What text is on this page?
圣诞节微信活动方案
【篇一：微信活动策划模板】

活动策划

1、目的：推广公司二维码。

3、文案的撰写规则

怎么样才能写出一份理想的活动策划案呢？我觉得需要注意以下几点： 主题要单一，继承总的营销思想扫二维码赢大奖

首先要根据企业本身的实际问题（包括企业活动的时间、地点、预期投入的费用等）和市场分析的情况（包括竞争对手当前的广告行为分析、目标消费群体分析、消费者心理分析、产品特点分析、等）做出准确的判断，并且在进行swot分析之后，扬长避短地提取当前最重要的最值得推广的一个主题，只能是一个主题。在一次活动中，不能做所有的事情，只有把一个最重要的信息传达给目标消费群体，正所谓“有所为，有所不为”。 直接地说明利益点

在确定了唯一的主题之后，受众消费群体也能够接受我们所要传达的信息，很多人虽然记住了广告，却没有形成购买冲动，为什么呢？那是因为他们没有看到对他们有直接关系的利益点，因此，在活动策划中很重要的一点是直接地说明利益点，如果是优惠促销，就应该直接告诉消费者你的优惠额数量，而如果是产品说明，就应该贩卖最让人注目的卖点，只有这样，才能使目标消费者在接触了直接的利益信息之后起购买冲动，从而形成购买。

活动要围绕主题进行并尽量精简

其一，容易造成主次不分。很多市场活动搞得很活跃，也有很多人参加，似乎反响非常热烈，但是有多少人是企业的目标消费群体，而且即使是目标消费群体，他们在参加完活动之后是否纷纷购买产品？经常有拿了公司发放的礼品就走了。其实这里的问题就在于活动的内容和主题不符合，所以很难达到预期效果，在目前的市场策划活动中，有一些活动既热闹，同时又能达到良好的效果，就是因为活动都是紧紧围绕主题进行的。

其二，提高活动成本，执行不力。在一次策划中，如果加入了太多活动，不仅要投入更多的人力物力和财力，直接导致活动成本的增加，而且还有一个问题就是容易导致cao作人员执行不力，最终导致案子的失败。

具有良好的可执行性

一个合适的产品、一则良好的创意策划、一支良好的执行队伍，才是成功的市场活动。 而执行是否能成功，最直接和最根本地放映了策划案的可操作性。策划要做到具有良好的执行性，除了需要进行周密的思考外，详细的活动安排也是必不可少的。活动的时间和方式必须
*-*-*
Short exercise =>
Your task is to print the whole listing again exactly.

Full output =>
What text is on this page?
圣诞节微信活动方案
【篇一：微信活动策划模板】

活动策划

1、目的：推广公司二维码。

3、文案的撰写规则

怎么样才能写出一份理想的活动策划案呢？我觉得需要注意以下几点： 主题要单一，继承总的营销思想扫二维码赢大奖

首先要根据企业本身的实际问题（包括企业活动的时间、地点、预期投入的费用等）和市场分析的情况（包括竞争对手当前的广告行为分析、目标消费群体分析、消费者心理分析、产品特点分析、等）做出准确的判断，并且在进行swot分析之后，扬长避短地提取当前最重要的最值得推广的一个主题，只能是一个主题。在一次活动中，不能做所有的事情，只有把一个最重要的信息传达给目标消费群体，正所谓“有所为，有所不为”。 直接地说明利益点

在确定了唯一的主题之后，受众消费群体也能够接受我们所要传达的信息，很多人虽然记住了广告，却没有形成购买冲动，为什么呢？那是因为他们没有看到对他们有直接关系的利益点，因此，在活动策划中很重要的一点是直接地说明利益点，如果是优惠促销，就应该直接告诉消费者你的优惠额数量，而如果是产品说明，就应该贩卖最让人注目的卖点，只有这样，才能使目标消费者在接触了直接的利益信息之后起购买冲动，从而形成购买。

活动要围绕主题进行并尽量精简

其一，容易造成主次不分。很多市场活动搞得很活跃，也有很多人参加，似乎反响非常热烈，但是有多少人是企业的目标消费群体，而且即使是目标消费群体，他们在参加完活动之后是否纷纷购买产品？经常有拿了公司发放的礼品就走了。其实这里的问题就在于活动的内容和主题不符合，所以很难达到预期效果，在目前的市场策划活动中，有一些活动既热闹，同时又能达到良好的效果，就是因为活动都是紧紧围绕主题进行的。

其二，提高活动成本，执行不力。在一次策划中，如果加入了太多活动，不仅要投入更多的人力物力和财力，直接导致活动成本的增加，而且还有一个问题就是容易导致cao作人员执行不力，最终导致案子的失败。

具有良好的可执行性

一个合适的产品、一则良好的创意策划、一支良好的执行队伍，才是成功的市场活动。 而执行是否能成功，最直接和最根本地放映了策划案的可操作性。策划要做到具有良好的执行性，除了需要进行周密的思考外，详细的活动安排也是必不可少的。活动的时间和方式必须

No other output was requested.